§ Text extract
•••

I cried in joy. I had worked 11 years on the research for this book of historical fiction.
I was sent a contract by Commonwealth (CP) through Phelan, my agent, who urged me to sign because it was such a "wonderful deal." I saw that I was expected to pay some $5,000 (in Canadian funds) toward the cost of publication and immediately called Phelan, asking him, "How dare you send my book to a vanity press?"
"It isn’t a vanity press," he said, continuing to urge me to sign.
My wife called CP to ask for the list of books CP had published. Gerry Gibeault, "marketing director" of CP, said CP was a new kid on the block and had not yet published anything. It was asking authors to help get the firm going on its spring list, he said. I was reassured and I signed in August 1994.
Since some of my book takes place in Slovenia, I visited the Slovenian Embassy in December and was given the names of several Slovenian publishing houses. I immediately called Gibeault to get him to make arrangements for foreign rights because my publishing contract assigned foreign rights to CP.
And then the doubts set in. Gibeault did nothing. I was unable to learn when the galley proofs would come, a date I needed because I planned to be in Italy for the 50th anniversary of the end of World War II. I was unable to reach Gibeault for more than four months and my faithful agent Phelan was no longer reachable by phone. The only way I could talk to Phelan was by faxing CLA and then waiting for his call. Eventually, Phelan lied to me, saying Gibeault had quit to run for mayor of Edmonton for the socialist NDP. (Gibeault was and is on the school board.)
In May, the galleys came -- a parody of typesetting. I corrected them, but also called my lawyer here in Cleveland.
He urged me to fax the CP publisher, Faye Hillman. I did. She did not reply. Then I engaged Carr & Co., an Edmonton law firm.
Immediately, Larry Carr learned at Alberta’s corporate registry that CP and CLA both were part of Erin Books, that Phelan was the sole director of CP, that CLA had been sold while I was under contract, and that CP had been incorporated while I was under contract. Since I had not been informed of those changes of status, Carr said the contract was null and had been reached by fraud because there had not been arm’s-length negotiations.
When subpoenas were served, we learned that Faye Hillman was, in fact, Phelan’s wife, Lorraine.
Despite a letter from Carr & Co. breaking the contract because of fraud, CP printed 100 copies of my book which it sent to me. The book had my name wrong on the cover and an incorrect legal disclaimer inside. I tried to find even one book published by Commonwealth in any bookstore in Canada or the United States. I never found one.
But, in what author Jack Mingo called CP’s most brilliant ploy, I received a small check for "royalties" for books CP claimed to have sold. Later, it turned out that such checks went out to all the authors who signed with Commonwealth, but the checks did not represent any sales.

•••

In the publishing account, what did the subpoenas reveal about Faye Hillman? The listing comes from a separate source.

[Saved data entries]
•••

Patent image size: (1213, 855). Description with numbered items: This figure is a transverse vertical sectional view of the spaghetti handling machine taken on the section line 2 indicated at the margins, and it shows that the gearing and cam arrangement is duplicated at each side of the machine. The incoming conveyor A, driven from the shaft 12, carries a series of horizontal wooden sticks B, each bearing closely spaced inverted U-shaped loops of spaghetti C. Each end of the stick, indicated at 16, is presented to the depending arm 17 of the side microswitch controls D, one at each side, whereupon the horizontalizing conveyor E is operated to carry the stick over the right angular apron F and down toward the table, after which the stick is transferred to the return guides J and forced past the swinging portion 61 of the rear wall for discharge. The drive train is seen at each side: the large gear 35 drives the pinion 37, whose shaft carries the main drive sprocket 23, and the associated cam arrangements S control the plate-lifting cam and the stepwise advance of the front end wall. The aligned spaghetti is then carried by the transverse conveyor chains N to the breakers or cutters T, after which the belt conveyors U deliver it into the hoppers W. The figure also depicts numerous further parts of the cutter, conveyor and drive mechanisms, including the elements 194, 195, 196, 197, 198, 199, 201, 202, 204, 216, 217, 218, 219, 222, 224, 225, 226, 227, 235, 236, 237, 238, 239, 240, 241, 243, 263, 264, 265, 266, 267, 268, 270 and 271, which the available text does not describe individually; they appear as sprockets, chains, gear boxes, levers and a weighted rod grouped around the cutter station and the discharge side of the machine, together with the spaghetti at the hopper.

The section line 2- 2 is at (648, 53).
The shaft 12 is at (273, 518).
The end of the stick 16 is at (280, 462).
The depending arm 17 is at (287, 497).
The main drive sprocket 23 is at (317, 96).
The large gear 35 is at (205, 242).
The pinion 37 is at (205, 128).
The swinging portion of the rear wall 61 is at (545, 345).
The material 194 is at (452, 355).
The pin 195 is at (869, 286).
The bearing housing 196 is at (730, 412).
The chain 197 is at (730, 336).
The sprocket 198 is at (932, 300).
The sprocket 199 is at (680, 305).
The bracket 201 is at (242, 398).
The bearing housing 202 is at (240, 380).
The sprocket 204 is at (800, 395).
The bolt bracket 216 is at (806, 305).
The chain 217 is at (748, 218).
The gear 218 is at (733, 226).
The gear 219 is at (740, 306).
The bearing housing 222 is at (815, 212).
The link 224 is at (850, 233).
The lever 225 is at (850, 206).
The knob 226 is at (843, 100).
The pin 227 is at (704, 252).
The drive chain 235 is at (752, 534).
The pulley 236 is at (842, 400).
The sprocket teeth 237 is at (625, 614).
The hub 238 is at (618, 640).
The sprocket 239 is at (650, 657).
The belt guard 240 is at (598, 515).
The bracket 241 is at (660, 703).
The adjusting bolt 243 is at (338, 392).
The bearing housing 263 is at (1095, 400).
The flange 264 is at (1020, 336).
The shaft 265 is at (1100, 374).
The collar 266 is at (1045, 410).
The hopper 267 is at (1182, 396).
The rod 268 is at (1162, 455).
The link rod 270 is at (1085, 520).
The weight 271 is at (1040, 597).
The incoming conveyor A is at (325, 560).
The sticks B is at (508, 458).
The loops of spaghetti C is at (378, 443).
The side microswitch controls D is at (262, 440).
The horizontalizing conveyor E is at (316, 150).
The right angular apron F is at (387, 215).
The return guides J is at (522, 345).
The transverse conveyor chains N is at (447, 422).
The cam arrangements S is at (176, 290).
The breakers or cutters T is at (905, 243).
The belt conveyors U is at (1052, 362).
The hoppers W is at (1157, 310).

•••

§ Response below
She was in fact Phelan's wife, Lorraine.